» What is being asked
Your task is to give the data again, exactly, with every line intact.

Records from a collection:
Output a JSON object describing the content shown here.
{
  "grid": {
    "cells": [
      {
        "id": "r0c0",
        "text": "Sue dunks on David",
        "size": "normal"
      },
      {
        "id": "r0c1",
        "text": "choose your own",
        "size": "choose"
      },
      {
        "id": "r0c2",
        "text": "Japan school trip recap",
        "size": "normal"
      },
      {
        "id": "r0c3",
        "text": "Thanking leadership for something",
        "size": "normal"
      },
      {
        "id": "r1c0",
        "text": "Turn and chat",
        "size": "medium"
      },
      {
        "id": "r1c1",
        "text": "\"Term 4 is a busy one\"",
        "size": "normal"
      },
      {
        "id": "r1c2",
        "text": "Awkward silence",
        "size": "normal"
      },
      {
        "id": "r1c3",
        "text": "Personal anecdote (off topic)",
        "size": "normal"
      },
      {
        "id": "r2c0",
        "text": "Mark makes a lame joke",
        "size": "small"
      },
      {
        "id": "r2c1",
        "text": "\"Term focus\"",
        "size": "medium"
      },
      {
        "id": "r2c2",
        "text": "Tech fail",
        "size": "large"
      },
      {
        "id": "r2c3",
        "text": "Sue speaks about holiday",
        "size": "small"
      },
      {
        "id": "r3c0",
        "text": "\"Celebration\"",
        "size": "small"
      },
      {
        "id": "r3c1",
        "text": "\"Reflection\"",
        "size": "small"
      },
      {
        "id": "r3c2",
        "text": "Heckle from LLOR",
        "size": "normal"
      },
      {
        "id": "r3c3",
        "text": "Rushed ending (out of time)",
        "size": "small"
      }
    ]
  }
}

» Exercise result
Output a JSON object describing the content shown here.
{
  "grid": {
    "cells": [
      {
        "id": "r0c0",
        "text": "Sue dunks on David",
        "size": "normal"
      },
      {
        "id": "r0c1",
        "text": "choose your own",
        "size": "choose"
      },
      {
        "id": "r0c2",
        "text": "Japan school trip recap",
        "size": "normal"
      },
      {
        "id": "r0c3",
        "text": "Thanking leadership for something",
        "size": "normal"
      },
      {
        "id": "r1c0",
        "text": "Turn and chat",
        "size": "medium"
      },
      {
        "id": "r1c1",
        "text": "\"Term 4 is a busy one\"",
        "size": "normal"
      },
      {
        "id": "r1c2",
        "text": "Awkward silence",
        "size": "normal"
      },
      {
        "id": "r1c3",
        "text": "Personal anecdote (off topic)",
        "size": "normal"
      },
      {
        "id": "r2c0",
        "text": "Mark makes a lame joke",
        "size": "small"
      },
      {
        "id": "r2c1",
        "text": "\"Term focus\"",
        "size": "medium"
      },
      {
        "id": "r2c2",
        "text": "Tech fail",
        "size": "large"
      },
      {
        "id": "r2c3",
        "text": "Sue speaks about holiday",
        "size": "small"
      },
      {
        "id": "r3c0",
        "text": "\"Celebration\"",
        "size": "small"
      },
      {
        "id": "r3c1",
        "text": "\"Reflection\"",
        "size": "small"
      },
      {
        "id": "r3c2",
        "text": "Heckle from LLOR",
        "size": "normal"
      },
      {
        "id": "r3c3",
        "text": "Rushed ending (out of time)",
        "size": "small"
      }
    ]
  }
}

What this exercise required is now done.